--- start of The records ---

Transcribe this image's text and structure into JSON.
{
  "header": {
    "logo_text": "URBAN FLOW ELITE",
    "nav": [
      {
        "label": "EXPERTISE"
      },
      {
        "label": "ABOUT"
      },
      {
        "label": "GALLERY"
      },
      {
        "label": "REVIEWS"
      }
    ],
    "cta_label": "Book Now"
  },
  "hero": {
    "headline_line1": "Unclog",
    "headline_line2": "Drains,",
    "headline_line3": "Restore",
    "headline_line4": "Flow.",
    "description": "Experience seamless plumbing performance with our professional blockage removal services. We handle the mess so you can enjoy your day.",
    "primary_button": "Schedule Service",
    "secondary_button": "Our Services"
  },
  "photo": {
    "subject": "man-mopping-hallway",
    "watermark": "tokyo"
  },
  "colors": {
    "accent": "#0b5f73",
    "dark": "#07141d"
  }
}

--- end of The records ---

# Exercise goal
Print every line of the records exactly. Omit nothing.

# The result
Transcribe this image's text and structure into JSON.
{
  "header": {
    "logo_text": "URBAN FLOW ELITE",
    "nav": [
      {
        "label": "EXPERTISE"
      },
      {
        "label": "ABOUT"
      },
      {
        "label": "GALLERY"
      },
      {
        "label": "REVIEWS"
      }
    ],
    "cta_label": "Book Now"
  },
  "hero": {
    "headline_line1": "Unclog",
    "headline_line2": "Drains,",
    "headline_line3": "Restore",
    "headline_line4": "Flow.",
    "description": "Experience seamless plumbing performance with our professional blockage removal services. We handle the mess so you can enjoy your day.",
    "primary_button": "Schedule Service",
    "secondary_button": "Our Services"
  },
  "photo": {
    "subject": "man-mopping-hallway",
    "watermark": "tokyo"
  },
  "colors": {
    "accent": "#0b5f73",
    "dark": "#07141d"
  }
}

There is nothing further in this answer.